AIM.
Put the lines of the material below into a numbered list, starting at the line containing "indicator-line (257, 267, 857, 441)" and ending at the line containing "price-tag (895, 345, 953, 358)". Leave out blank lines.

[Layout annotation records]
┌──

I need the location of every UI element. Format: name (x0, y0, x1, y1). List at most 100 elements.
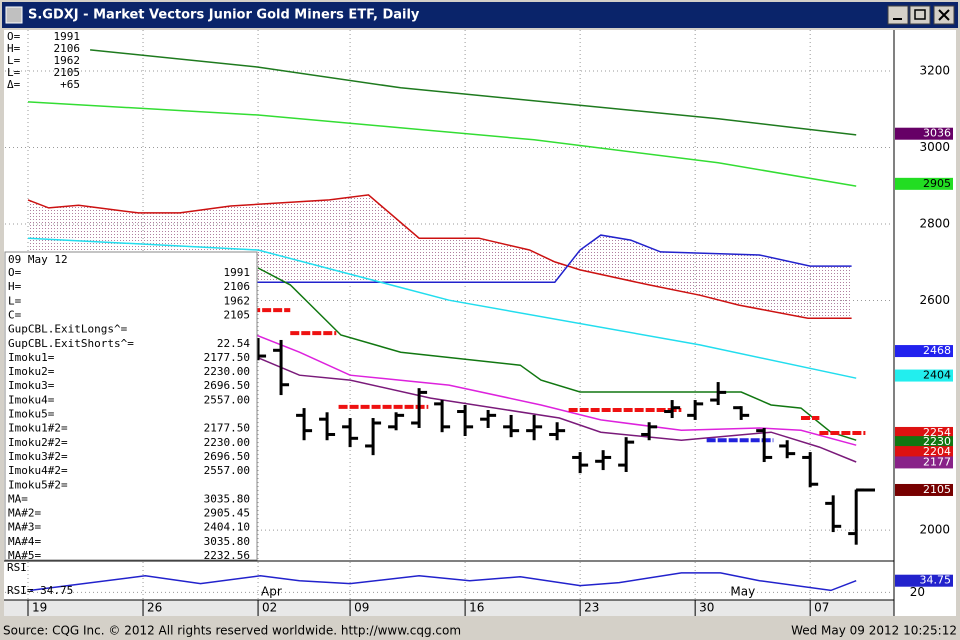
indicator-line (257, 267, 857, 441)
price-tag-label: 2230 (923, 435, 951, 448)
rsi-tick-label: 20 (910, 585, 925, 599)
month-label: Apr (261, 585, 282, 599)
price-tag (895, 127, 953, 140)
y-tick-label: 2000 (919, 523, 950, 537)
maximize-icon (914, 9, 926, 20)
data-window (4, 251, 258, 561)
x-tick-label: 30 (699, 601, 714, 615)
price-tag (895, 426, 953, 439)
info-key: L= (7, 54, 21, 67)
data-window-key: GupCBL.ExitShorts^= (8, 337, 134, 350)
info-key: Δ= (7, 78, 21, 91)
info-value: 1962 (54, 54, 81, 67)
data-window-value: 2404.10 (204, 521, 250, 534)
title-bar (2, 2, 958, 28)
x-tick-label: 02 (262, 601, 277, 615)
data-window-key: Imoku3#2= (8, 450, 68, 463)
price-tag-label: 2468 (923, 344, 951, 357)
cloud-lower (28, 234, 852, 283)
x-tick-label: 16 (469, 601, 484, 615)
x-tick-label: 23 (584, 601, 599, 615)
price-tag (895, 446, 953, 459)
data-window-value: 2905.45 (204, 507, 250, 520)
data-window-key: Imoku3= (8, 379, 55, 392)
data-window-key: Imoku4#2= (8, 464, 68, 477)
price-tag (895, 177, 953, 190)
data-window-value: 2106 (224, 280, 251, 293)
price-tag (895, 345, 953, 358)
data-window-key: GupCBL.ExitLongs^= (8, 323, 128, 336)
window-title: S.GDXJ - Market Vectors Junior Gold Mine… (28, 8, 420, 23)
minimize-button[interactable] (887, 5, 909, 25)
date-axis (4, 600, 894, 616)
data-window-value: 3035.80 (204, 492, 250, 505)
price-tag-label: 2105 (923, 483, 951, 496)
price-tag-label: 2404 (923, 369, 951, 382)
info-value: 2105 (54, 66, 81, 79)
data-window-value: 1991 (224, 266, 251, 279)
price-tag-label: 2204 (923, 445, 951, 458)
indicator-line (27, 237, 857, 379)
rsi-line (30, 572, 857, 592)
price-tag (895, 483, 953, 496)
data-window-value: 2230.00 (204, 436, 250, 449)
plot: 2000 2600 2800 3000 3200 19 26 02 09 16 23 30 07 Apr M… (4, 30, 953, 616)
data-window-value: 22.54 (217, 337, 250, 350)
close-icon (938, 9, 950, 21)
data-window-key: MA#2= (8, 507, 41, 520)
data-window-value: 2696.50 (204, 450, 250, 463)
price-tag-label: 2177 (923, 455, 951, 468)
indicator-line (250, 354, 857, 463)
app-icon (5, 6, 23, 24)
indicator-line (27, 101, 857, 187)
month-label: May (730, 585, 755, 599)
rsi-readout: RSI= 34.75 (7, 584, 73, 597)
data-window-key: H= (8, 280, 22, 293)
price-tag-label: 2254 (923, 426, 951, 439)
data-window-value: 3035.80 (204, 535, 250, 548)
indicator-line (90, 49, 857, 136)
price-tag (895, 456, 953, 469)
info-key: L= (7, 66, 21, 79)
info-value: 1991 (54, 30, 81, 43)
data-window-value: 2177.50 (204, 422, 250, 435)
rsi-label: RSI (7, 561, 27, 574)
rsi-tag (895, 574, 953, 587)
data-window-key: O= (8, 266, 22, 279)
data-window-key: Imoku2#2= (8, 436, 68, 449)
window-buttons (887, 5, 955, 25)
data-window-key: MA#5= (8, 549, 41, 562)
info-key: H= (7, 42, 21, 55)
data-window-key: C= (8, 308, 22, 321)
data-window-key: Imoku5= (8, 408, 55, 421)
data-window-value: 2696.50 (204, 379, 250, 392)
data-window-key: MA= (8, 492, 28, 505)
data-window-header: 09 May 12 (8, 253, 68, 266)
cloud-upper (27, 194, 852, 319)
y-tick-label: 2600 (919, 293, 950, 307)
y-tick-label: 3200 (919, 63, 950, 77)
info-value: +65 (60, 78, 80, 91)
price-tag (895, 436, 953, 449)
data-window-key: Imoku1= (8, 351, 55, 364)
data-window-value: 2557.00 (204, 464, 250, 477)
data-window-value: 2557.00 (204, 393, 250, 406)
info-key: O= (7, 30, 21, 43)
cloud-fill (28, 194, 852, 319)
price-tag (895, 369, 953, 382)
maximize-button[interactable] (909, 5, 931, 25)
y-tick-label: 2800 (919, 217, 950, 231)
data-window-key: MA#3= (8, 521, 41, 534)
footer-source: Source: CQG Inc. © 2012 All rights reser… (3, 624, 461, 638)
data-window-key: Imoku5#2= (8, 478, 68, 491)
info-value: 2106 (54, 42, 81, 55)
data-window-value: 2105 (224, 308, 251, 321)
x-tick-label: 19 (32, 601, 47, 615)
indicator-line (250, 332, 857, 446)
data-window-key: L= (8, 294, 22, 307)
x-tick-label: 26 (147, 601, 162, 615)
data-window-key: Imoku2= (8, 365, 55, 378)
x-tick-label: 07 (814, 601, 829, 615)
data-window-value: 2232.56 (204, 549, 250, 562)
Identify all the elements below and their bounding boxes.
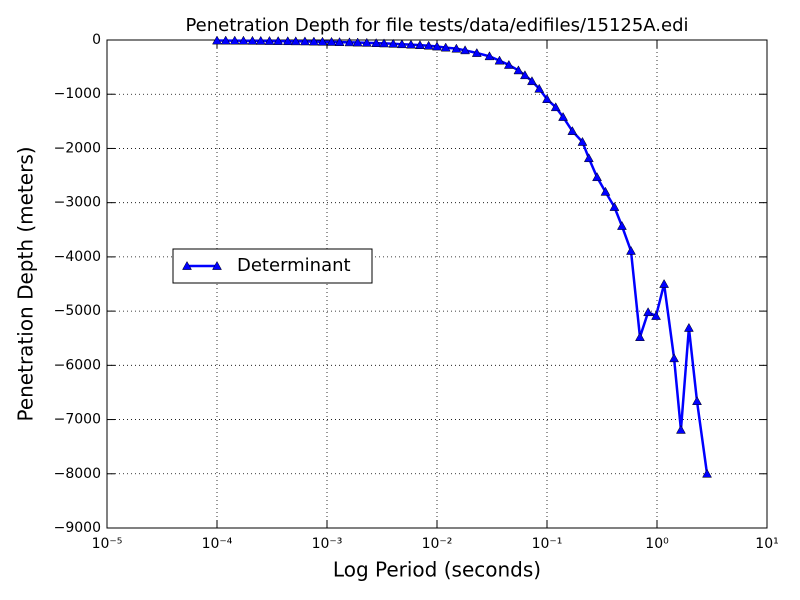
data-marker xyxy=(626,245,636,255)
data-marker xyxy=(692,396,702,405)
y-tick-label: −4000 xyxy=(54,249,101,265)
data-marker xyxy=(494,55,505,65)
data-marker xyxy=(247,35,258,45)
y-tick-label: −2000 xyxy=(54,140,101,156)
data-marker xyxy=(326,36,337,46)
data-marker xyxy=(220,35,231,45)
data-marker xyxy=(361,37,372,47)
y-axis-label: Penetration Depth (meters) xyxy=(14,146,38,421)
data-marker xyxy=(527,76,537,86)
data-marker xyxy=(282,36,293,46)
legend-marker xyxy=(212,260,222,270)
y-tick-label: −3000 xyxy=(54,195,101,211)
data-marker xyxy=(513,65,524,75)
y-tick-label: 0 xyxy=(92,32,101,48)
plot-frame xyxy=(106,39,768,529)
data-marker xyxy=(406,39,416,49)
data-marker xyxy=(534,83,545,93)
data-marker xyxy=(592,172,602,182)
data-marker xyxy=(675,424,686,434)
data-marker xyxy=(471,47,482,57)
data-marker xyxy=(460,45,471,55)
data-marker xyxy=(503,59,514,69)
data-marker xyxy=(583,153,594,163)
data-marker xyxy=(344,37,355,47)
data-marker xyxy=(371,38,382,47)
data-marker xyxy=(440,42,451,52)
data-marker xyxy=(577,136,588,146)
data-marker xyxy=(558,111,568,121)
data-marker xyxy=(352,37,363,47)
data-marker xyxy=(635,332,645,341)
x-tick-label: 10⁻² xyxy=(422,536,453,552)
x-tick-label: 10⁻³ xyxy=(312,536,343,552)
data-marker xyxy=(379,38,389,48)
y-tick-label: −1000 xyxy=(54,86,101,102)
y-tick-label: −5000 xyxy=(54,303,101,319)
x-tick-label: 10⁰ xyxy=(645,536,669,552)
data-marker xyxy=(669,353,680,363)
data-marker xyxy=(432,41,442,51)
data-marker xyxy=(238,35,249,45)
y-tick-label: −6000 xyxy=(54,357,101,373)
data-marker xyxy=(617,220,627,230)
data-marker xyxy=(334,37,345,46)
data-marker xyxy=(229,35,240,45)
data-marker xyxy=(609,201,620,211)
chart-title: Penetration Depth for file tests/data/ed… xyxy=(185,15,688,36)
data-marker xyxy=(600,186,611,196)
y-tick-label: −9000 xyxy=(54,520,101,536)
x-tick-label: 10¹ xyxy=(755,536,778,552)
data-marker xyxy=(397,39,407,49)
data-marker xyxy=(255,35,266,45)
data-marker xyxy=(683,322,694,332)
data-marker xyxy=(542,94,552,103)
data-marker xyxy=(451,43,462,53)
data-marker xyxy=(484,51,495,61)
data-marker xyxy=(273,36,284,45)
x-axis-label: Log Period (seconds) xyxy=(333,558,541,582)
x-tick-label: 10⁻⁴ xyxy=(202,536,233,552)
data-marker xyxy=(550,102,561,112)
data-marker xyxy=(520,70,530,80)
data-marker xyxy=(212,35,222,45)
data-marker xyxy=(290,36,301,46)
x-tick-label: 10⁻⁵ xyxy=(92,536,123,552)
data-marker xyxy=(659,278,670,288)
data-marker xyxy=(317,36,328,46)
y-tick-label: −7000 xyxy=(54,412,101,428)
x-tick-label: 10⁻¹ xyxy=(532,536,563,552)
data-marker xyxy=(567,126,578,135)
data-marker xyxy=(643,307,654,317)
data-marker xyxy=(423,40,434,50)
data-marker xyxy=(264,35,275,45)
data-marker xyxy=(300,36,310,46)
data-marker xyxy=(651,310,661,320)
legend-marker xyxy=(182,260,192,270)
data-marker xyxy=(308,36,319,46)
legend-label: Determinant xyxy=(237,255,351,276)
data-marker xyxy=(415,40,425,50)
y-tick-label: −8000 xyxy=(54,466,101,482)
data-marker xyxy=(702,468,712,478)
data-marker xyxy=(388,38,399,48)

└──

RESPONSE TO THE TASK.
1. indicator-line (257, 267, 857, 441)
2. price-tag-label: 2230 (923, 435, 951, 448)
3. rsi-tick-label: 20 (910, 585, 925, 599)
4. month-label: Apr (261, 585, 282, 599)
5. price-tag (895, 127, 953, 140)
6. y-tick-label: 2000 (919, 523, 950, 537)
7. maximize-icon (914, 9, 926, 20)
8. data-window (4, 251, 258, 561)
9. x-tick-label: 30 (699, 601, 714, 615)
10. price-tag (895, 426, 953, 439)
11. info-key: L= (7, 54, 21, 67)
12. data-window-key: GupCBL.ExitShorts^= (8, 337, 134, 350)
13. info-key: Δ= (7, 78, 21, 91)
14. info-value: 1962 (54, 54, 81, 67)
15. data-window-value: 2404.10 (204, 521, 250, 534)
16. title-bar (2, 2, 958, 28)
17. x-tick-label: 02 (262, 601, 277, 615)
18. data-window-key: Imoku3#2= (8, 450, 68, 463)
19. price-tag-label: 2468 (923, 344, 951, 357)
20. cloud-lower (28, 234, 852, 283)
21. x-tick-label: 16 (469, 601, 484, 615)
22. x-tick-label: 23 (584, 601, 599, 615)
23. price-tag (895, 446, 953, 459)
24. data-window-value: 2905.45 (204, 507, 250, 520)
25. data-window-key: Imoku3= (8, 379, 55, 392)
26. data-window-key: Imoku4#2= (8, 464, 68, 477)
27. price-tag (895, 177, 953, 190)
28. data-window-value: 2106 (224, 280, 251, 293)
29. price-tag (895, 345, 953, 358)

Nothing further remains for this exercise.